What the task requires:
Copy the material that follows word for word and omit its pictures.

** START Extracted entries **

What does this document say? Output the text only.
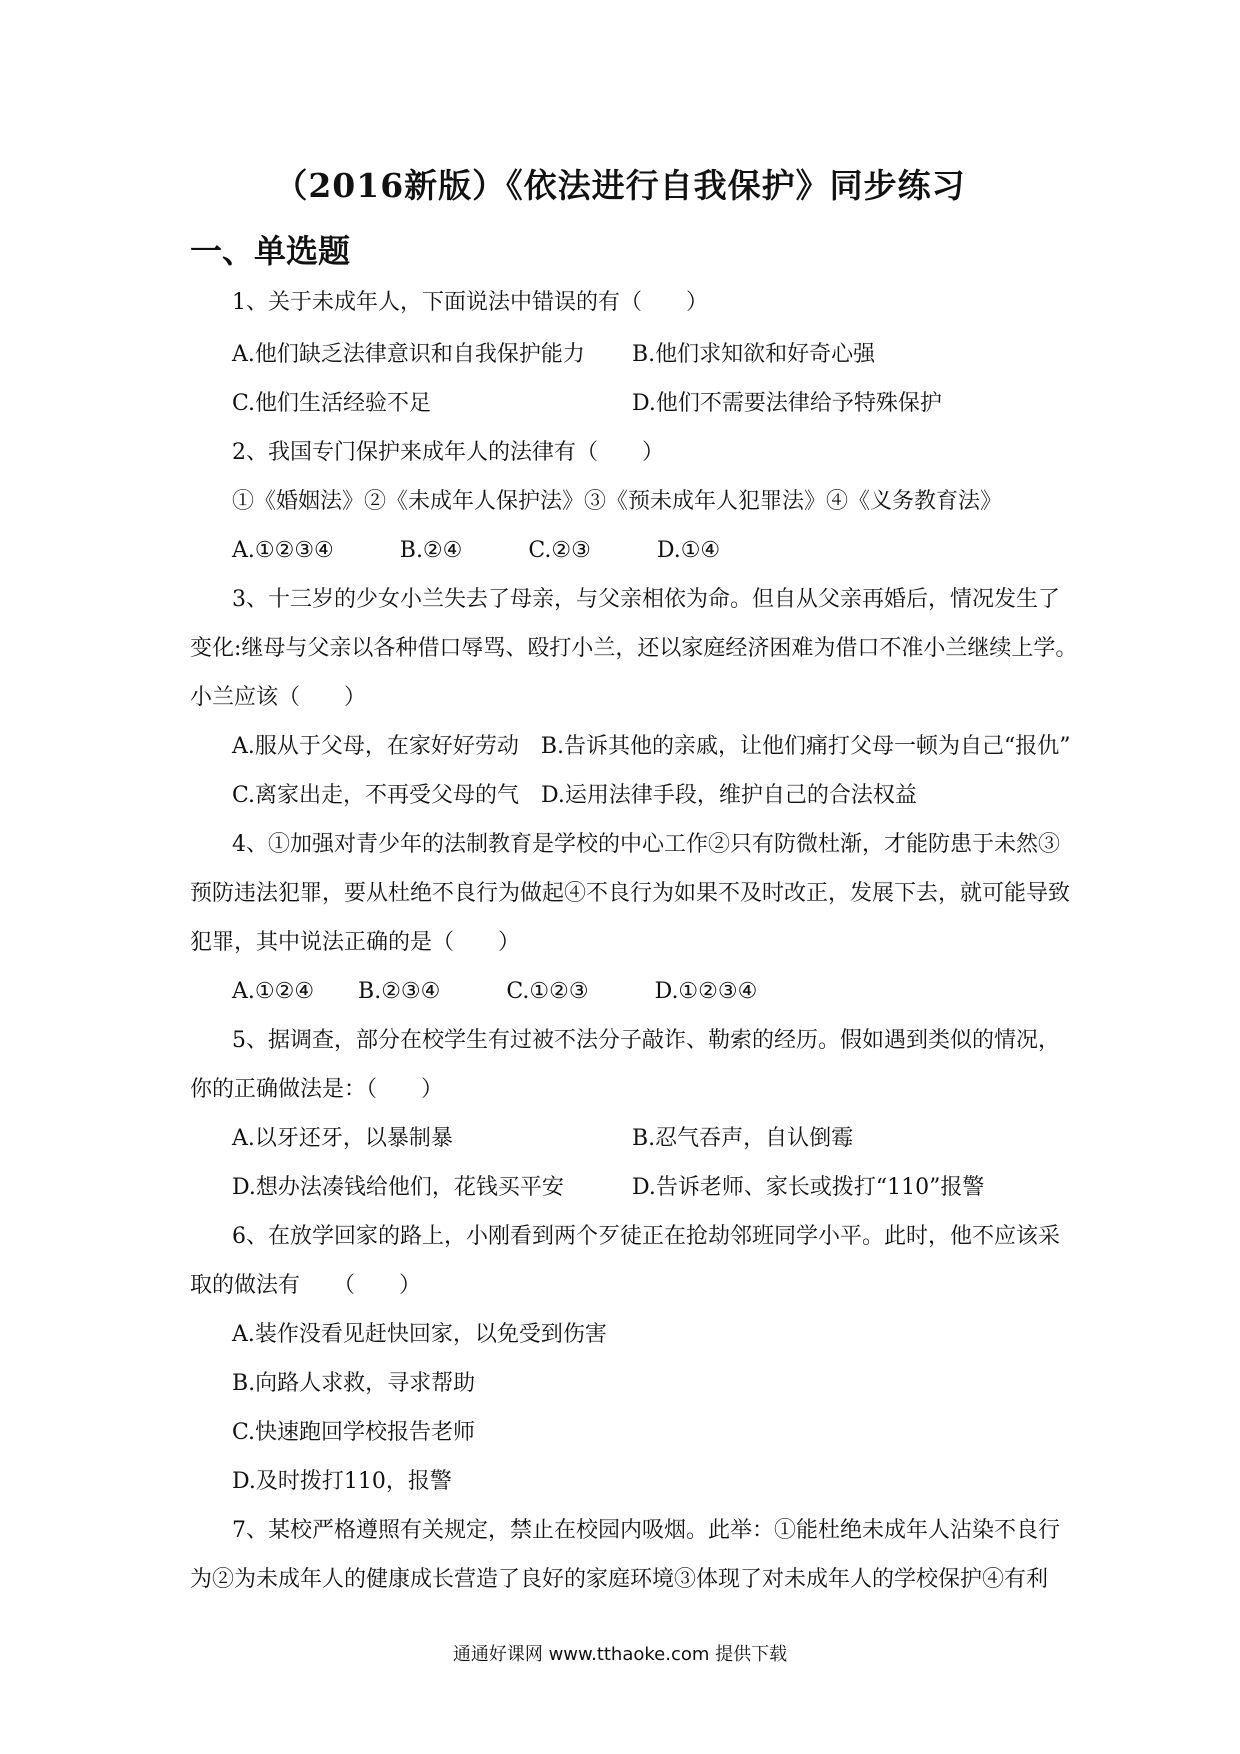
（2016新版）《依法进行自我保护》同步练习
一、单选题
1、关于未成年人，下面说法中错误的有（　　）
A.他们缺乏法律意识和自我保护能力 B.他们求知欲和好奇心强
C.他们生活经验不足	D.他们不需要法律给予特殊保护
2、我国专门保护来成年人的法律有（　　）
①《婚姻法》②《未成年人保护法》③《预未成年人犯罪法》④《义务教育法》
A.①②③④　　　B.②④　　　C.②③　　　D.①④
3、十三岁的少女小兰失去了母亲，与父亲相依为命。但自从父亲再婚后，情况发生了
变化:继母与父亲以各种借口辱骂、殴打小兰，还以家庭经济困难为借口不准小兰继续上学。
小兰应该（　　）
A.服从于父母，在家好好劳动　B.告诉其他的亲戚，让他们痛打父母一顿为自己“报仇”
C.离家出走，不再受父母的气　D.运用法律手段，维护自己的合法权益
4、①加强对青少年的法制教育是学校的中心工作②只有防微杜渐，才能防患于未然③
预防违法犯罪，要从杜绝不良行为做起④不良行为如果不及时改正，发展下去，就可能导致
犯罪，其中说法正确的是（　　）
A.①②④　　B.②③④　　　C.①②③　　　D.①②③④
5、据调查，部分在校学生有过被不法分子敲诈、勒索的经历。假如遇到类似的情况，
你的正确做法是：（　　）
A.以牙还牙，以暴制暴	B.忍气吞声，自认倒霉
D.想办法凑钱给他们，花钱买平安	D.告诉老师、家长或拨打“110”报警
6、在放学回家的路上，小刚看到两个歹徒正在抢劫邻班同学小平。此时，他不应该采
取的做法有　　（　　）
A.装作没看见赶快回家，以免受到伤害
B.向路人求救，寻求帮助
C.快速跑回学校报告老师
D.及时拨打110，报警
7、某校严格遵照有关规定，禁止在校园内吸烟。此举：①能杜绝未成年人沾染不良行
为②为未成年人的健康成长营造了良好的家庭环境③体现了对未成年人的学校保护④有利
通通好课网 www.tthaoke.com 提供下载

** END Extracted entries **

The completed task:
What does this document say? Output the text only.
（2016新版）《依法进行自我保护》同步练习
一、单选题
1、关于未成年人，下面说法中错误的有（　　）
A.他们缺乏法律意识和自我保护能力 B.他们求知欲和好奇心强
C.他们生活经验不足	D.他们不需要法律给予特殊保护
2、我国专门保护来成年人的法律有（　　）
①《婚姻法》②《未成年人保护法》③《预未成年人犯罪法》④《义务教育法》
A.①②③④　　　B.②④　　　C.②③　　　D.①④
3、十三岁的少女小兰失去了母亲，与父亲相依为命。但自从父亲再婚后，情况发生了
变化:继母与父亲以各种借口辱骂、殴打小兰，还以家庭经济困难为借口不准小兰继续上学。
小兰应该（　　）
A.服从于父母，在家好好劳动　B.告诉其他的亲戚，让他们痛打父母一顿为自己“报仇”
C.离家出走，不再受父母的气　D.运用法律手段，维护自己的合法权益
4、①加强对青少年的法制教育是学校的中心工作②只有防微杜渐，才能防患于未然③
预防违法犯罪，要从杜绝不良行为做起④不良行为如果不及时改正，发展下去，就可能导致
犯罪，其中说法正确的是（　　）
A.①②④　　B.②③④　　　C.①②③　　　D.①②③④
5、据调查，部分在校学生有过被不法分子敲诈、勒索的经历。假如遇到类似的情况，
你的正确做法是：（　　）
A.以牙还牙，以暴制暴	B.忍气吞声，自认倒霉
D.想办法凑钱给他们，花钱买平安	D.告诉老师、家长或拨打“110”报警
6、在放学回家的路上，小刚看到两个歹徒正在抢劫邻班同学小平。此时，他不应该采
取的做法有　　（　　）
A.装作没看见赶快回家，以免受到伤害
B.向路人求救，寻求帮助
C.快速跑回学校报告老师
D.及时拨打110，报警
7、某校严格遵照有关规定，禁止在校园内吸烟。此举：①能杜绝未成年人沾染不良行
为②为未成年人的健康成长营造了良好的家庭环境③体现了对未成年人的学校保护④有利
通通好课网 www.tthaoke.com 提供下载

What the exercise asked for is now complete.